— Begin DOCUMENT TEXT —

[sic] Magazine

Close To The Noise Floor – Various

Close To The Noise Floor is a 4CD set exploring the origins of electronic music in the UK. As such it is as much a social document as a musical one. Consider the background – industrial action, the three day week, social decline, dystopian fiction, and the rising spectre of Thatcherism. An anti-establishment narrative was already well in place due to punk rock. Electronics opened a doorway for similarly disaffected souls to be creative outside of guitars. We’d all seen Kraftwerk on Tomorrows World, and many of us were also impressed by the likes of Can and Tangerine Dream but that tech had been hitherto unavailable in UK. Whereas now we all have a sophisticated computer in our jacket pocket back then a computer was a large hulking white box inside a secure school room. The fledging narrative was also apparent in gaming. Compare the immersive shooters of today to the blocky 2D of Space Invaders and Atari. Let’s be clear from the outset. This isn’t a synthpop compilation. This is the formative scene that preceded synthpop. At the time (late seventies) we called this nascent movement ‘futurist’. Synth or electropop are terms that would be coined later on.

Disc One really puts the ‘form’ into formative. This is evolution in front of our very eyes and ears. You can hear the influences which are a mixture of Kraftwerk and BBC Harmonics. (I expect Jon Pertwee to pop up at any moment) Some pieces here are crude sound collages with a strong art school vibe. That said, you can easily draw a line forward to Art Of Noise and eventually IDM. One or two pieces want to be melodic (Holiday camp) while most adopt the same sensibilities as the post punk acts. ‘Faith’, for example is very ‘PIL meets Pink Industry’. By the end of disc 1 ‘Stopping And Starting’ is evidence of early sequencers.

— End DOCUMENT TEXT —
— Begin INFORMATION PROVIDED —

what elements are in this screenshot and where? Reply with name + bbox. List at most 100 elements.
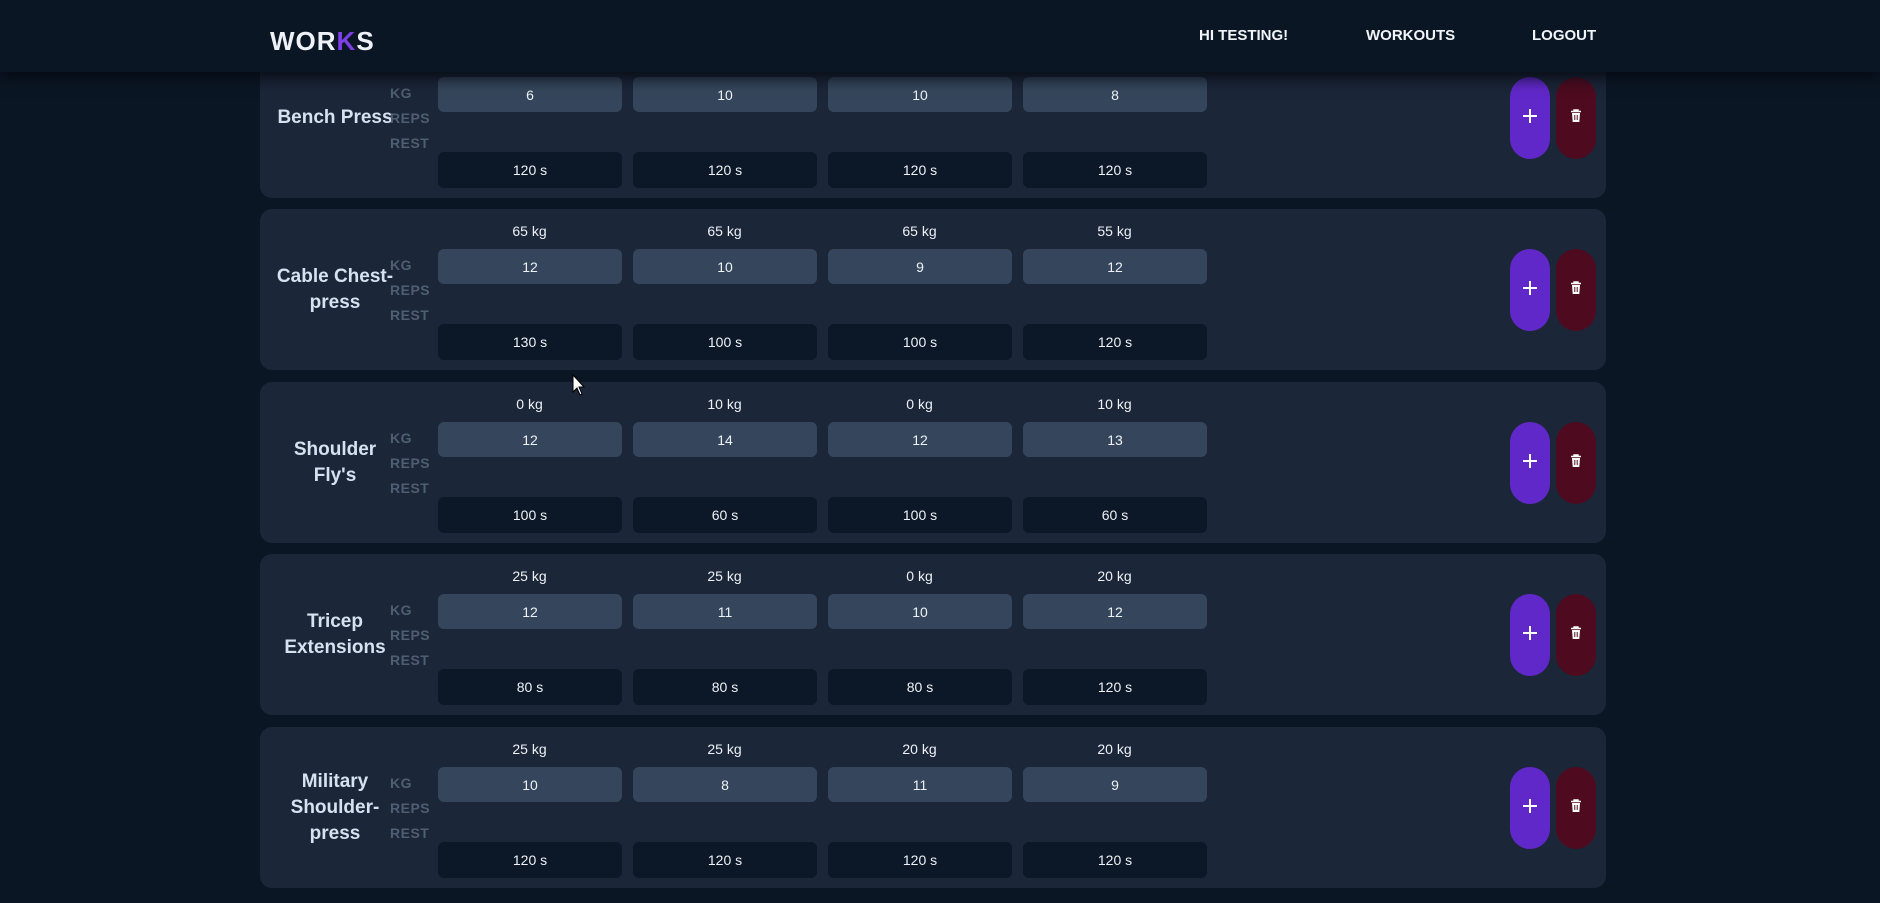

— End INFORMATION PROVIDED —

*PROBLEMS AND TASKS:*
**A)** Retype the Close To The Noise Floor review word for word, between "Disc One really" and "of early sequencers.", inclusive.
**B)** Answer these questions from the Close To The Noise Floor review:
(i) How many CDs make up the set?
(ii) What name did people give this new movement in the late seventies?
(iii) Which piece on Disc One is cited as evidence of early sequencers?

*OUTPUTS IN ORDER:*
**A)**
Disc One really puts the ‘form’ into formative. This is evolution in front of our very eyes and ears. You can hear the influences which are a mixture of Kraftwerk and BBC Harmonics. (I expect Jon Pertwee to pop up at any moment) Some pieces here are crude sound collages with a strong art school vibe. That said, you can easily draw a line forward to Art Of Noise and eventually IDM. One or two pieces want to be melodic (Holiday camp) while most adopt the same sensibilities as the post punk acts. ‘Faith’, for example is very ‘PIL meets Pink Industry’. By the end of disc 1 ‘Stopping And Starting’ is evidence of early sequencers.

**B)**
(i) Four
(ii) 'Futurist'
(iii) 'Stopping And Starting'